* [Exercise objective] Copy the items below without changing a character, from the first line up to and including the line containing "172, 336, 210]".
** BEGIN Data entries **
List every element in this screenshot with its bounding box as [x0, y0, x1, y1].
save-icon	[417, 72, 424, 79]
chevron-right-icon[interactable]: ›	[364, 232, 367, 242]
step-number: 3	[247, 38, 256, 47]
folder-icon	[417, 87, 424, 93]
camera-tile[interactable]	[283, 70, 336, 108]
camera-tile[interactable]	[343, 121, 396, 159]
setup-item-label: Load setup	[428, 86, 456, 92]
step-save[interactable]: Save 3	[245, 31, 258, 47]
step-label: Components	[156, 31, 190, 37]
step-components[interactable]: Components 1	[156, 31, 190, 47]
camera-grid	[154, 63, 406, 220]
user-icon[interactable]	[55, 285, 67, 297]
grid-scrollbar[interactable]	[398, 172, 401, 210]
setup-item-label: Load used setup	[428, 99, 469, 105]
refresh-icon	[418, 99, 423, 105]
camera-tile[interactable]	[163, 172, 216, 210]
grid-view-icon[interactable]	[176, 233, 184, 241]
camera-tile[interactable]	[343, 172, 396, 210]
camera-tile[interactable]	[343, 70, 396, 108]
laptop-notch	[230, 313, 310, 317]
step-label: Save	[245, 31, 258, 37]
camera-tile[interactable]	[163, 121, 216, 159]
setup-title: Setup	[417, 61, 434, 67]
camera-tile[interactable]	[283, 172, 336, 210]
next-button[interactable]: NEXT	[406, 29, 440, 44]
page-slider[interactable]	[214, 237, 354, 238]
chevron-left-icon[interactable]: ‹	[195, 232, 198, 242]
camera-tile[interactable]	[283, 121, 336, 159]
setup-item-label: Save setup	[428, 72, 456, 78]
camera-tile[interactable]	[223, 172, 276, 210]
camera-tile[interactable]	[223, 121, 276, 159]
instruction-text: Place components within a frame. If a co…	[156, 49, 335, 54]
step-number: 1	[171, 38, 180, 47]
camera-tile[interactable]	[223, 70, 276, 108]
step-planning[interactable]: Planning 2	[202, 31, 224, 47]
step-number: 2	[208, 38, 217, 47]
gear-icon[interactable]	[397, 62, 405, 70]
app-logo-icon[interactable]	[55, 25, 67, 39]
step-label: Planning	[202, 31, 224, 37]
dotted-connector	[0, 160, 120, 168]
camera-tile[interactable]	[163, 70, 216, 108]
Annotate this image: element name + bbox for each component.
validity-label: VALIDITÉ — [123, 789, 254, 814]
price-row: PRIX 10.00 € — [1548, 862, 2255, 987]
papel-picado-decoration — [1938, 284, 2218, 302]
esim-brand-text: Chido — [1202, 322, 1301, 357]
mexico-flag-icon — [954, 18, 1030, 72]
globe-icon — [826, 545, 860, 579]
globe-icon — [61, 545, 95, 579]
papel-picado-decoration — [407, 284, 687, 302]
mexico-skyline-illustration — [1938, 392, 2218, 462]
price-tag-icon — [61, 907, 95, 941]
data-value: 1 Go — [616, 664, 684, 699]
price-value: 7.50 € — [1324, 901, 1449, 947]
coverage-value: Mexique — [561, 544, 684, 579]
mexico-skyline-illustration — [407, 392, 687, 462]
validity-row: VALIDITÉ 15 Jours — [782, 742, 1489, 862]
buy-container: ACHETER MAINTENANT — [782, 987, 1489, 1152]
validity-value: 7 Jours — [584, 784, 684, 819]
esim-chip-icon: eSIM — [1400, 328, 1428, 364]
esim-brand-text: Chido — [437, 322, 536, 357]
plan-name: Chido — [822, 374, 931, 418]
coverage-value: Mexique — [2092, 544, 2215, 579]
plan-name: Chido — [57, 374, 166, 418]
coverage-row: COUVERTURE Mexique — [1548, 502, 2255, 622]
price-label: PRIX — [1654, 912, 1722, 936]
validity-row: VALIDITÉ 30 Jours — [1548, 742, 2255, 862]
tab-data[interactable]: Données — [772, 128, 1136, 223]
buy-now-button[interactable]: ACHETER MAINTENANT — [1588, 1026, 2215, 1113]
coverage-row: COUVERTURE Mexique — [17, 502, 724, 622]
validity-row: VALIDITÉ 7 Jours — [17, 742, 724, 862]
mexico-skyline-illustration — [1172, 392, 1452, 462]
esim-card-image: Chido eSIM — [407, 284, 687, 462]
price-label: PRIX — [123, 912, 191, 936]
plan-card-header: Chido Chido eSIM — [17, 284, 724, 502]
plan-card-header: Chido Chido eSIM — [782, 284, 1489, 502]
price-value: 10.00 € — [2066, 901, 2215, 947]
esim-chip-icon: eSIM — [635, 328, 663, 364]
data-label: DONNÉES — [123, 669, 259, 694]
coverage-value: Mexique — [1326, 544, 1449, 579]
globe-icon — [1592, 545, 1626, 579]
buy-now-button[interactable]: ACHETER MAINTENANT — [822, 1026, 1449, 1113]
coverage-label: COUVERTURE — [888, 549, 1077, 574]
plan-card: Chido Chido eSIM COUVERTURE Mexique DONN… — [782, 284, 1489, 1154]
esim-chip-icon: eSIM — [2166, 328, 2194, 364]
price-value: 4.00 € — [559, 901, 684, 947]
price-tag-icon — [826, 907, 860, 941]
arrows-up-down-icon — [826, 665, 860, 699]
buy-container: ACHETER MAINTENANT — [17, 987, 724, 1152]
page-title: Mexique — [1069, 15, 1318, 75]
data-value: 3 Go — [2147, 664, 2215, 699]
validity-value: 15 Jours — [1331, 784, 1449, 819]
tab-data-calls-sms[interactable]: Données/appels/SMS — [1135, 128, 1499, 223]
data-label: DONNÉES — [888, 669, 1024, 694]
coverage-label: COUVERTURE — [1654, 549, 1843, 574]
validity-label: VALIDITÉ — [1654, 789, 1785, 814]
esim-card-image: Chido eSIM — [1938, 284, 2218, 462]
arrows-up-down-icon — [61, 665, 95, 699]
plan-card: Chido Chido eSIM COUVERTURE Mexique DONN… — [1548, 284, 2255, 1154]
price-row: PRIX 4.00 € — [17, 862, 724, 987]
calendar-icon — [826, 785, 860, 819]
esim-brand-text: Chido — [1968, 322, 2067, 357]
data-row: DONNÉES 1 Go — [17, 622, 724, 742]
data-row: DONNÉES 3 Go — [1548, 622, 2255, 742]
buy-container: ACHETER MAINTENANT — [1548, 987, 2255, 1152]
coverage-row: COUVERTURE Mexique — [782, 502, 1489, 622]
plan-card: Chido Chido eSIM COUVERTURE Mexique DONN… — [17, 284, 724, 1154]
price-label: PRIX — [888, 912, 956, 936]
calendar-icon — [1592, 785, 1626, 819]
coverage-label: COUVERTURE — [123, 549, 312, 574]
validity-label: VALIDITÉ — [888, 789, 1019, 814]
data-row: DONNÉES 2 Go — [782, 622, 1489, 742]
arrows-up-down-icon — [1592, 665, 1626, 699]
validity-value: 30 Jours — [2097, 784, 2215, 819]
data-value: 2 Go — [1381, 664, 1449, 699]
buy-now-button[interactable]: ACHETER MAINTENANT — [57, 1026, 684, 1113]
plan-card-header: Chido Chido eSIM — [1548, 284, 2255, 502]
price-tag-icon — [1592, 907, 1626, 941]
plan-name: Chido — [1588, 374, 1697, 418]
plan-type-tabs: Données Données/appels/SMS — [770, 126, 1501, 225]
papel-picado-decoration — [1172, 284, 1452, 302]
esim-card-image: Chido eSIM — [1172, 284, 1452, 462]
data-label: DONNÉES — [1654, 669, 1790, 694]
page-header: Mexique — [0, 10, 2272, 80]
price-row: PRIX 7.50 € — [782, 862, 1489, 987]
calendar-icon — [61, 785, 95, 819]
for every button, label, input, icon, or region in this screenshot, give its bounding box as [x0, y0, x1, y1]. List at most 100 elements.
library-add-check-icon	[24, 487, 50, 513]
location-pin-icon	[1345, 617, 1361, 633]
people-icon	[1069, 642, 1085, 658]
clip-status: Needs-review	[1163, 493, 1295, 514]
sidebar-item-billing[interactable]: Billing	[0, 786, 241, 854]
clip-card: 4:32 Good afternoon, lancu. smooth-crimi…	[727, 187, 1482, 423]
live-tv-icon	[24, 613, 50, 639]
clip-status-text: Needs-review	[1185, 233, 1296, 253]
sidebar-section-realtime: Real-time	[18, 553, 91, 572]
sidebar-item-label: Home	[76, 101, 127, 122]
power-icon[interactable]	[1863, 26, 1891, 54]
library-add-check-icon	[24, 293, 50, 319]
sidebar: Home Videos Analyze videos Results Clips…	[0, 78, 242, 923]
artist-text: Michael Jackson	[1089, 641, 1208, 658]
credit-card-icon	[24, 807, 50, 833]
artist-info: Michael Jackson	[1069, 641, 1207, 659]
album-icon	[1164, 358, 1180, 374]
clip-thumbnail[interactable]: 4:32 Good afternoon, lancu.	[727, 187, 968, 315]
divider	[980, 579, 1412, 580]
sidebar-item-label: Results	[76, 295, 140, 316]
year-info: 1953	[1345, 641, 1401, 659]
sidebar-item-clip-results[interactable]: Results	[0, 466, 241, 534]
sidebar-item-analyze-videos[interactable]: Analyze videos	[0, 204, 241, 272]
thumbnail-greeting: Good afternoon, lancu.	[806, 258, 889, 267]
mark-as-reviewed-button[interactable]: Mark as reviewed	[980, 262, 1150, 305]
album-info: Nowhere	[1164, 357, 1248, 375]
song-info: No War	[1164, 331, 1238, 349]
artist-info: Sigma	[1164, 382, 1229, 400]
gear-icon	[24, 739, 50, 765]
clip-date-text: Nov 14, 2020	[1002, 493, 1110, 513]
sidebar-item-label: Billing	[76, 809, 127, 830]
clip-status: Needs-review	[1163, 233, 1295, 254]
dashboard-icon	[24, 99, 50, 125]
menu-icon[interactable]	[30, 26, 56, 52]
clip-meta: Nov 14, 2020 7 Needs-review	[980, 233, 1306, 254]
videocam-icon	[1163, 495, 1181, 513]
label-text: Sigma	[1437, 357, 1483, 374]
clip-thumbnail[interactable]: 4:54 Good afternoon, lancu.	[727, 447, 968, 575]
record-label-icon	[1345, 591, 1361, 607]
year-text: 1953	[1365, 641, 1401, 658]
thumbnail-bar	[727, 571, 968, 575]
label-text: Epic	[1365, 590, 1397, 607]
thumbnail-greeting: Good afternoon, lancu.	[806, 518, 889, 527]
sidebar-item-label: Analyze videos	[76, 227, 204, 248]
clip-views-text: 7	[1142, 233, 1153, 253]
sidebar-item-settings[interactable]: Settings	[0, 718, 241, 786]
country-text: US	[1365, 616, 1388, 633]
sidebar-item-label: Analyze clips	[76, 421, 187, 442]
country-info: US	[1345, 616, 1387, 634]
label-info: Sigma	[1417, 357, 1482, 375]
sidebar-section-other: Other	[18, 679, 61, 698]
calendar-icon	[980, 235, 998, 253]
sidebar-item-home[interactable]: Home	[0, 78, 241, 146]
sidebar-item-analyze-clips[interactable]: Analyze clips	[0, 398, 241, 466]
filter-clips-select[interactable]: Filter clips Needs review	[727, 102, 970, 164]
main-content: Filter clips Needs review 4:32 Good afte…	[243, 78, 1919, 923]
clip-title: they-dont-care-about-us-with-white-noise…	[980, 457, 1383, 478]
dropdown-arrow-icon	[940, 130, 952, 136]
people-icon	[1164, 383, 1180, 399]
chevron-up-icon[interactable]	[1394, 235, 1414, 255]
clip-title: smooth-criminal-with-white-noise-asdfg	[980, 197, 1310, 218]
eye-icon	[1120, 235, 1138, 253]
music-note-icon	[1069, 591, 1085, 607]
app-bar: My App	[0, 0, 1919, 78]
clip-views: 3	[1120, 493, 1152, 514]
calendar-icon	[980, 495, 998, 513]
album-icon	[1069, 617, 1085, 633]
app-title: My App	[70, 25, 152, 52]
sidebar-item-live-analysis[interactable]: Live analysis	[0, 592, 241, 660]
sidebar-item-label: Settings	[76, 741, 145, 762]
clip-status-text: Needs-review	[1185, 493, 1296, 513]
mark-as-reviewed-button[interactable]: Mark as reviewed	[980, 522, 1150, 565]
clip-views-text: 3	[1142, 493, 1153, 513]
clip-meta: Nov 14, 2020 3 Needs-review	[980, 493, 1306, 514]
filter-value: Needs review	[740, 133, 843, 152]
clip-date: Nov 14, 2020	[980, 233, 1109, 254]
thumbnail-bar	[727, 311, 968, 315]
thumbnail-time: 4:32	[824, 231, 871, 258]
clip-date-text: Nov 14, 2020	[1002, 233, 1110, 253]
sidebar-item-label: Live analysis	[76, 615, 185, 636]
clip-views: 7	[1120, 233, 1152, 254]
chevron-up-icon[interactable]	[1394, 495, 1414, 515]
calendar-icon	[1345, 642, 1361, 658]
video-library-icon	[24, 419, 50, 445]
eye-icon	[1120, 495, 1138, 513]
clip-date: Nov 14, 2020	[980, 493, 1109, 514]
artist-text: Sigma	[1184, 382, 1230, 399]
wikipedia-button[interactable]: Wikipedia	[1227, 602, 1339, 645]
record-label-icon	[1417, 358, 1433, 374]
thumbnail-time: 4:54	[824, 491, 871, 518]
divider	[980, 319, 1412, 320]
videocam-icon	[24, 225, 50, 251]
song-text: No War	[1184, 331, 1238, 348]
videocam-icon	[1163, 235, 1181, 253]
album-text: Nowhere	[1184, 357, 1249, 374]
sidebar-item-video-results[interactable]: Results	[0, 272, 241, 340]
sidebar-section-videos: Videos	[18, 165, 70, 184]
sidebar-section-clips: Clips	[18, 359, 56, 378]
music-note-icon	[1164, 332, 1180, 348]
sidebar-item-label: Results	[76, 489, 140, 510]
** END Data entries **
* [Answer to this exercise]
List every element in this screenshot with its bounding box as [x0, y0, x1, y1].
save-icon	[417, 72, 424, 79]
chevron-right-icon[interactable]: ›	[364, 232, 367, 242]
step-number: 3	[247, 38, 256, 47]
folder-icon	[417, 87, 424, 93]
camera-tile[interactable]	[283, 70, 336, 108]
camera-tile[interactable]	[343, 121, 396, 159]
setup-item-label: Load setup	[428, 86, 456, 92]
step-save[interactable]: Save 3	[245, 31, 258, 47]
step-label: Components	[156, 31, 190, 37]
step-components[interactable]: Components 1	[156, 31, 190, 47]
camera-grid	[154, 63, 406, 220]
user-icon[interactable]	[55, 285, 67, 297]
grid-scrollbar[interactable]	[398, 172, 401, 210]
setup-item-label: Load used setup	[428, 99, 469, 105]
refresh-icon	[418, 99, 423, 105]
camera-tile[interactable]	[163, 172, 216, 210]
grid-view-icon[interactable]	[176, 233, 184, 241]
camera-tile[interactable]	[343, 172, 396, 210]
camera-tile[interactable]	[343, 70, 396, 108]
laptop-notch	[230, 313, 310, 317]
step-label: Save	[245, 31, 258, 37]
camera-tile[interactable]	[163, 121, 216, 159]
setup-title: Setup	[417, 61, 434, 67]
camera-tile[interactable]	[283, 172, 336, 210]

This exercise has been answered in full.